## TASK OBJECTIVE
Find the string "Year" and gather every line that holds it.

## ENTRIES SHOWN
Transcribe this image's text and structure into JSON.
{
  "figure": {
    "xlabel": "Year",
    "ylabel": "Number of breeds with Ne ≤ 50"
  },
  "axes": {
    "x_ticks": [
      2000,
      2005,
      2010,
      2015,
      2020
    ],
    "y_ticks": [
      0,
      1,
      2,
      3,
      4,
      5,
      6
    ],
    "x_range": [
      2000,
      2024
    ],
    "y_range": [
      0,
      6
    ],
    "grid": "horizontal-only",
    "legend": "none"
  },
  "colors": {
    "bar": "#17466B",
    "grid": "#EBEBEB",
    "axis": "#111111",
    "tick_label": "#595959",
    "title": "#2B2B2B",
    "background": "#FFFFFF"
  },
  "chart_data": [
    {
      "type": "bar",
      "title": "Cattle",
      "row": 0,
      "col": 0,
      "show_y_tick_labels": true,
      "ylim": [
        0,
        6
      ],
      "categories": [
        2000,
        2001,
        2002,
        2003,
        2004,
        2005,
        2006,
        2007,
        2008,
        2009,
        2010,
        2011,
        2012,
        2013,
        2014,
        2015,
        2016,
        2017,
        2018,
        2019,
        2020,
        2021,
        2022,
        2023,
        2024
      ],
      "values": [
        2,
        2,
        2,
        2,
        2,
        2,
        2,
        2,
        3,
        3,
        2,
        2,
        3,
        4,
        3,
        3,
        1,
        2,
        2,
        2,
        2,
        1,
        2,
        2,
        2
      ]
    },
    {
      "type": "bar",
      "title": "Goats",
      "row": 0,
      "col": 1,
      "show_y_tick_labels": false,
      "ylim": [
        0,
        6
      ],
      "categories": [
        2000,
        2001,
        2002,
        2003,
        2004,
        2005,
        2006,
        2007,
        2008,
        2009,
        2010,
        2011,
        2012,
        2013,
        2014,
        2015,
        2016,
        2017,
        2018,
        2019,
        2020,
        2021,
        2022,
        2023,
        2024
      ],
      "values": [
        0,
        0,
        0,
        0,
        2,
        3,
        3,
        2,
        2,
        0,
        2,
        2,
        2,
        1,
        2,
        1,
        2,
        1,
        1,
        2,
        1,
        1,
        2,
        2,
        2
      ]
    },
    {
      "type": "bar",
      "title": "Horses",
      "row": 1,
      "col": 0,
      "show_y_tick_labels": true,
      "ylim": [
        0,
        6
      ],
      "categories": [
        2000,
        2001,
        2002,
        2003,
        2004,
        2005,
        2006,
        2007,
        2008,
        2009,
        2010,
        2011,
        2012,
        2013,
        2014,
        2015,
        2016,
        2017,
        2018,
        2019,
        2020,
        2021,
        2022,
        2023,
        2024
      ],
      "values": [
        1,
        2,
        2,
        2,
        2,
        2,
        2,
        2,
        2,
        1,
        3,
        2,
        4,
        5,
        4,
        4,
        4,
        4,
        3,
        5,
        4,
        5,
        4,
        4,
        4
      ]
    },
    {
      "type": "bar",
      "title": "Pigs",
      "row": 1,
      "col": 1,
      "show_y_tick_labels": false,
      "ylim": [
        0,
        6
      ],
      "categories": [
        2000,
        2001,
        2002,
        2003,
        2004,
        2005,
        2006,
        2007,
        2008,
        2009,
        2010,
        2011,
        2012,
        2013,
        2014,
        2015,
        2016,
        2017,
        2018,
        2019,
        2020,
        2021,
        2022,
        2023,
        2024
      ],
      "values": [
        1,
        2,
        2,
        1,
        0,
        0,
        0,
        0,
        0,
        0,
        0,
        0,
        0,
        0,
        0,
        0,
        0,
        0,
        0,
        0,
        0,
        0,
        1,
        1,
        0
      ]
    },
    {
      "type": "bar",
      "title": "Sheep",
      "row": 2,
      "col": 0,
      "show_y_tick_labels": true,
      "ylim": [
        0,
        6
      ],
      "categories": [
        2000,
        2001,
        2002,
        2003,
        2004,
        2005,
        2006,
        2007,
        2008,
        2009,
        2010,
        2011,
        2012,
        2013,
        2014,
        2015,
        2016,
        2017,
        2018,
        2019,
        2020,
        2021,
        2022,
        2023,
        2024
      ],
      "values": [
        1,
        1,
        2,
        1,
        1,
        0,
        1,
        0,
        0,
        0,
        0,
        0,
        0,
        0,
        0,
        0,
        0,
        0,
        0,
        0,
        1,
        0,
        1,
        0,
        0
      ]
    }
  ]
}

* * *

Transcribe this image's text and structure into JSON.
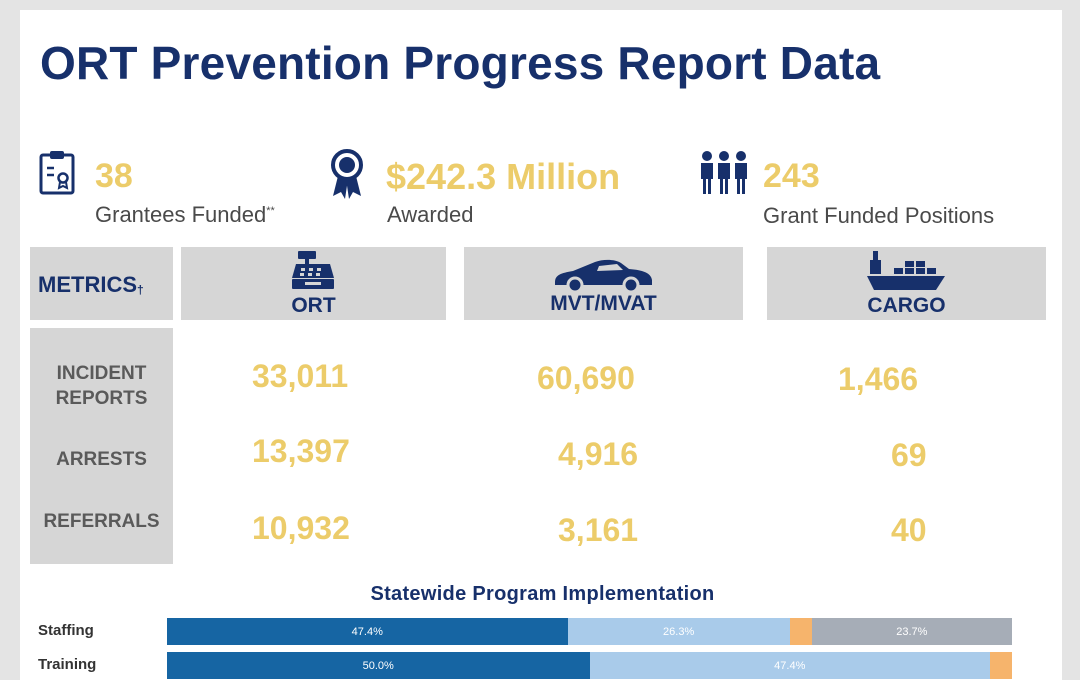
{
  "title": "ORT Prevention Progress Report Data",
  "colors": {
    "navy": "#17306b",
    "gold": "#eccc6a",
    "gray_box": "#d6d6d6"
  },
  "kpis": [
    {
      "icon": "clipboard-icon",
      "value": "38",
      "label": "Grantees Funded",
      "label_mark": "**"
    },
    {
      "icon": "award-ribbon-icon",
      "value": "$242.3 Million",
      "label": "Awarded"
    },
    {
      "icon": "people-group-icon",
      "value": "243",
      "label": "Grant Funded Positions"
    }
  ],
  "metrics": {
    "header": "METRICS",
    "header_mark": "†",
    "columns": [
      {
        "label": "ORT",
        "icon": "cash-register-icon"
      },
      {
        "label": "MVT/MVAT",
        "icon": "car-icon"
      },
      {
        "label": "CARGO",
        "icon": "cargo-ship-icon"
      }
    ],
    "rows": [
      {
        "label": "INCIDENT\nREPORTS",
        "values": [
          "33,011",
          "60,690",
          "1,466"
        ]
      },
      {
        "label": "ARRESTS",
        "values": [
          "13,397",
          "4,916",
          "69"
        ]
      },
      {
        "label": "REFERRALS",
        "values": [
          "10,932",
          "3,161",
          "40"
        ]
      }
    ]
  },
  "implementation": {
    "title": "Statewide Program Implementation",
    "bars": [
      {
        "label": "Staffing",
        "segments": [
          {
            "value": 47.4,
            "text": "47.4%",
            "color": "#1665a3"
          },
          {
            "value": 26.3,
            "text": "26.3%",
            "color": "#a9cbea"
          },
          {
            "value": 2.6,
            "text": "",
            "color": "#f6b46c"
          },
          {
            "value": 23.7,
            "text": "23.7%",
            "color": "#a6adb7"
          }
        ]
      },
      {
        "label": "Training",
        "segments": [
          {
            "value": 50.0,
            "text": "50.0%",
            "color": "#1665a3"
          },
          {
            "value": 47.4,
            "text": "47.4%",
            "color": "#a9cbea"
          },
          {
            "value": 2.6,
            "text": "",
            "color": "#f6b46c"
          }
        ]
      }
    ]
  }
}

==

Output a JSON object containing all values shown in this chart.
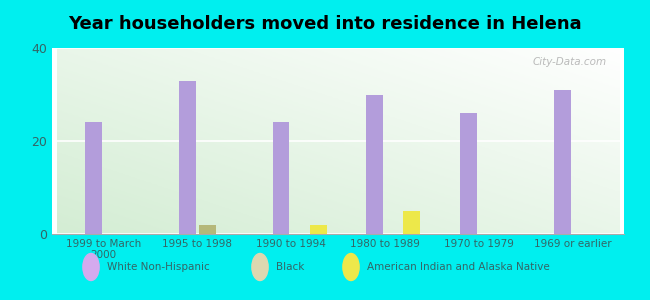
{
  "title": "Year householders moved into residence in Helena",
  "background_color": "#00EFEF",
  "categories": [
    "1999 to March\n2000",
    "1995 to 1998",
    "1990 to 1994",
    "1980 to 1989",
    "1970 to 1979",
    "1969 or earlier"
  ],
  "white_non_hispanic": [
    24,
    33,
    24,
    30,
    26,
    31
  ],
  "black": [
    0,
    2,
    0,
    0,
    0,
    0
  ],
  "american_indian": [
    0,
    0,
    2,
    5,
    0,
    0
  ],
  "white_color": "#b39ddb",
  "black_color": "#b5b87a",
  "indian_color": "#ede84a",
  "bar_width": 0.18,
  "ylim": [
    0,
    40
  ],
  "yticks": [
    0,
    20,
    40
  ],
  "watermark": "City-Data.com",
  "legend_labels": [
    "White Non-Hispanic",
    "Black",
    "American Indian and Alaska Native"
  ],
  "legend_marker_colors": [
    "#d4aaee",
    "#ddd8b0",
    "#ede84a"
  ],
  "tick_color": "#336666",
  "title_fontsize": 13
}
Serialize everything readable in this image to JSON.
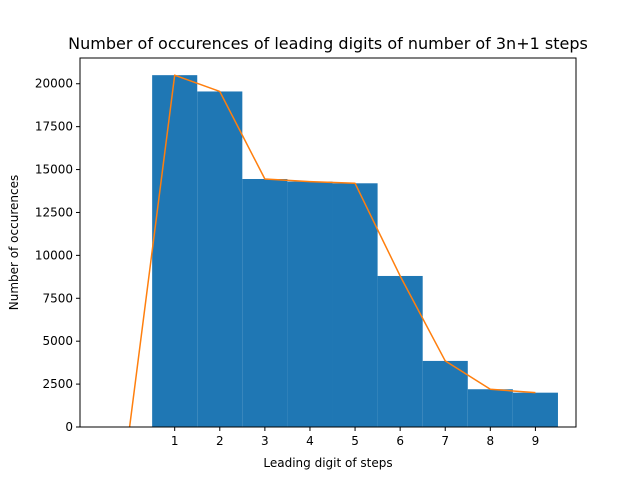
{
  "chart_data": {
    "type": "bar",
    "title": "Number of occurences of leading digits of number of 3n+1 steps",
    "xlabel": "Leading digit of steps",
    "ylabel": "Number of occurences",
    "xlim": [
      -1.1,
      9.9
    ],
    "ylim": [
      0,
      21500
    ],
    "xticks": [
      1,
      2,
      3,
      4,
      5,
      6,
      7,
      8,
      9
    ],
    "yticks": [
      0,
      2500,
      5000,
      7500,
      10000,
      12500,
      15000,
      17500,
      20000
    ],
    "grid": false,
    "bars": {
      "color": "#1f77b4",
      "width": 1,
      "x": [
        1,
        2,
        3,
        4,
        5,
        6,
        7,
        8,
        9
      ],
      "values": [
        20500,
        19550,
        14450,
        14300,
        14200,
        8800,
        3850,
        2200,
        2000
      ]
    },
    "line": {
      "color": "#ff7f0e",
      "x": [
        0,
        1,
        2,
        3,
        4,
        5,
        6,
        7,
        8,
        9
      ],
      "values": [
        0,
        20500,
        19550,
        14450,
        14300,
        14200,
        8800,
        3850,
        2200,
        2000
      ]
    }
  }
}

## FULL SOLUTION
    "xlabel": "Year",
  "title": "Year householders moved into residence in Helena",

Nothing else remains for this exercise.